-- BEGIN Extracted records --

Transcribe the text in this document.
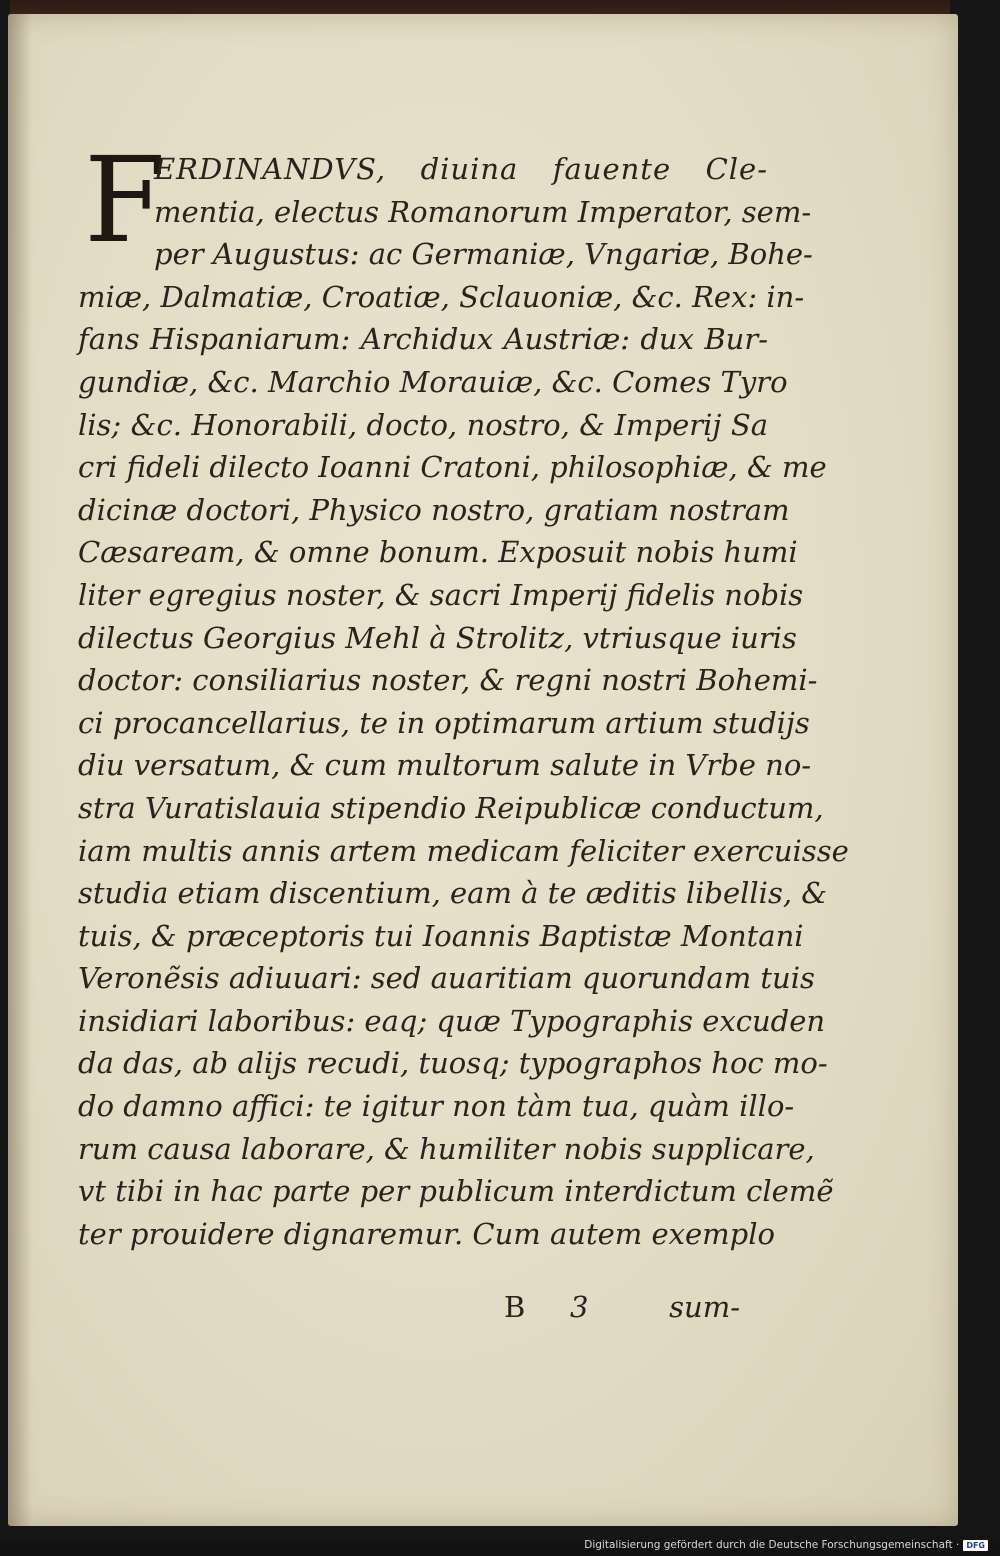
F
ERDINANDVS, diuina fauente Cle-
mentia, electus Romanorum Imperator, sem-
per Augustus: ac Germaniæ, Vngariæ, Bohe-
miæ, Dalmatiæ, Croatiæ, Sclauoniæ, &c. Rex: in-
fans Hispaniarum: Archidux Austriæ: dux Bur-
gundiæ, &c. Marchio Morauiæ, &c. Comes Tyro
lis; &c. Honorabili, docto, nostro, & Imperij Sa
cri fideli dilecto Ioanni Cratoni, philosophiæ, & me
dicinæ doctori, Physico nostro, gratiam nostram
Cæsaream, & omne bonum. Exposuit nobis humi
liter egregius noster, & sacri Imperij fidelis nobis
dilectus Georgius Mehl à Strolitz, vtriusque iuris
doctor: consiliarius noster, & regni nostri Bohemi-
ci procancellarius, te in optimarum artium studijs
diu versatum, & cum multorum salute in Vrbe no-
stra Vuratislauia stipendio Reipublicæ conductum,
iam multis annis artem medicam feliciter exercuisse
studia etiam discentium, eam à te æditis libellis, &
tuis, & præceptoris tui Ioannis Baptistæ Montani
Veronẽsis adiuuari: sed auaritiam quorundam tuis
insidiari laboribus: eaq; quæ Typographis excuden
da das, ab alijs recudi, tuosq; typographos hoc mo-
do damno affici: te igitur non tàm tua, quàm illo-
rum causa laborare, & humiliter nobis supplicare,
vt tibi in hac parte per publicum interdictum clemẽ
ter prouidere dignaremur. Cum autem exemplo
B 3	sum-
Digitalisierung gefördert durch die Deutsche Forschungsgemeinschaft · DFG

-- END Extracted records --
-- BEGIN Extracted records --

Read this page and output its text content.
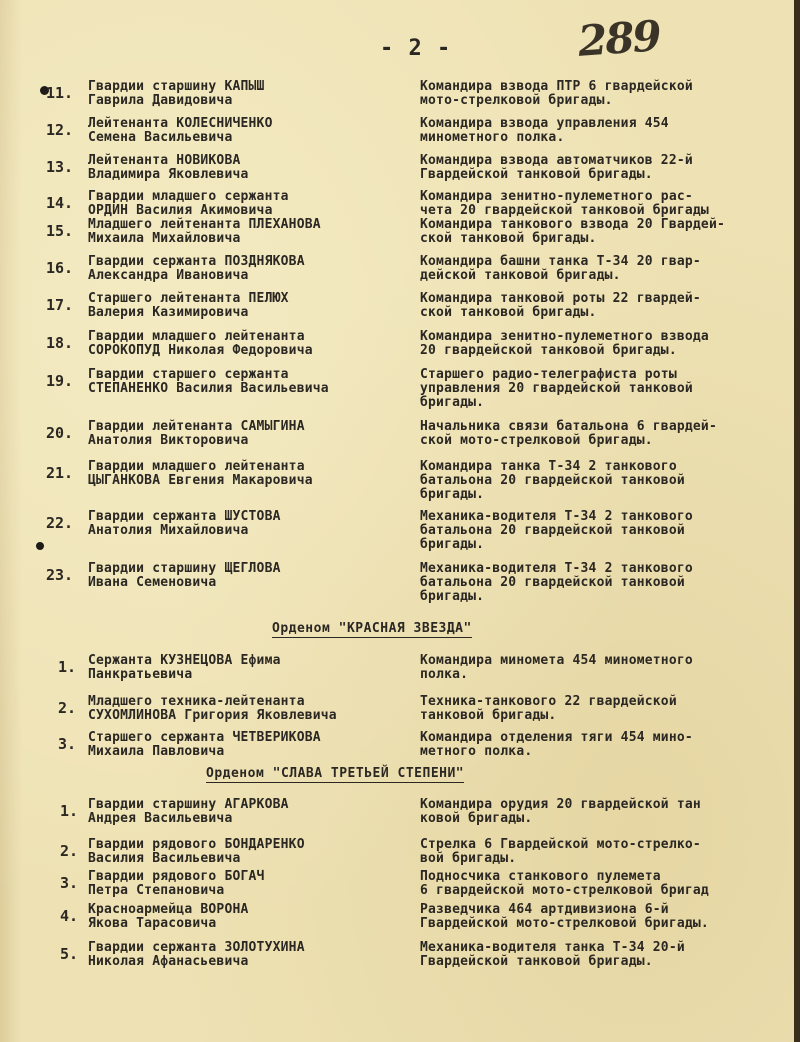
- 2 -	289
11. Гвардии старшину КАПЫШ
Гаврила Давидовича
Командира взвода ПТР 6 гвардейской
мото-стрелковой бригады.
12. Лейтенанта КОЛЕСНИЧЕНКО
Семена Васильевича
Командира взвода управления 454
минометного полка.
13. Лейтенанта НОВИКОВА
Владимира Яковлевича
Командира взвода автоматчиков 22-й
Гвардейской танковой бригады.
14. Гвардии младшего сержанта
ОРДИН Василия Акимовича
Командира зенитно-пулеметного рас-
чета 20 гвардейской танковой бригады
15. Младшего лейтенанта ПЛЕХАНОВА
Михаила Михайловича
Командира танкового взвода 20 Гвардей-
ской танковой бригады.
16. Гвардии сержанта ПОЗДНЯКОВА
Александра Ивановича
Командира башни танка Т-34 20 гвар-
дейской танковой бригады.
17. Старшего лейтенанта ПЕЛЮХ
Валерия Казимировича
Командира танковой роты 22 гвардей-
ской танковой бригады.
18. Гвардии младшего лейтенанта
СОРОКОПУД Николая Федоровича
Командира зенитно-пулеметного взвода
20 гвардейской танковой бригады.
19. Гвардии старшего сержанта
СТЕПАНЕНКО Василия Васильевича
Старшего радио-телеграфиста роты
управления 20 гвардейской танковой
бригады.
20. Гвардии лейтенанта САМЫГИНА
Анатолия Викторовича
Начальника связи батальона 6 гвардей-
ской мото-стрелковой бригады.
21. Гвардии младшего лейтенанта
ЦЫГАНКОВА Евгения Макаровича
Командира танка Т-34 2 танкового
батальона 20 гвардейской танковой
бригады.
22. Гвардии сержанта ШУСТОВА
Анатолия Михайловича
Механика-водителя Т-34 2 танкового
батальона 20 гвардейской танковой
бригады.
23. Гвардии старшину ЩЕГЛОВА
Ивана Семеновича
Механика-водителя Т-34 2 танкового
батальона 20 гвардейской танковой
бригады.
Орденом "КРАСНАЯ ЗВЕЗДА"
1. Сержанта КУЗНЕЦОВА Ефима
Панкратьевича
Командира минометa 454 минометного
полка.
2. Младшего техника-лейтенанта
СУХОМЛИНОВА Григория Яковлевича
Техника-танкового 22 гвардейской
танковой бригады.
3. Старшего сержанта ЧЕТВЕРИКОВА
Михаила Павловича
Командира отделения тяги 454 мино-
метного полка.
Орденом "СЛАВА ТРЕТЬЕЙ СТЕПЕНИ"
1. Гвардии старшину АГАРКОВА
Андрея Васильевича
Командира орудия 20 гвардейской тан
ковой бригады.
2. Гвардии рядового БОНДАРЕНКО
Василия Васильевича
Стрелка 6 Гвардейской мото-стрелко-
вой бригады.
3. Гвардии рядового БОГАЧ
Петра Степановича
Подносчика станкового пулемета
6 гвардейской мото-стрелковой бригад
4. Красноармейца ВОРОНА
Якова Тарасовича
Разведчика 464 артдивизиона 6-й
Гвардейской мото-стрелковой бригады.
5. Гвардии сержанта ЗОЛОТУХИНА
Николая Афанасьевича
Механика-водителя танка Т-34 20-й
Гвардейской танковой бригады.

-- END Extracted records --

Copy each line of the listing that includes "Imperij".

**Solution below**
lis; &c. Honorabili, docto, nostro, & Imperij Sa
liter egregius noster, & sacri Imperij fidelis nobis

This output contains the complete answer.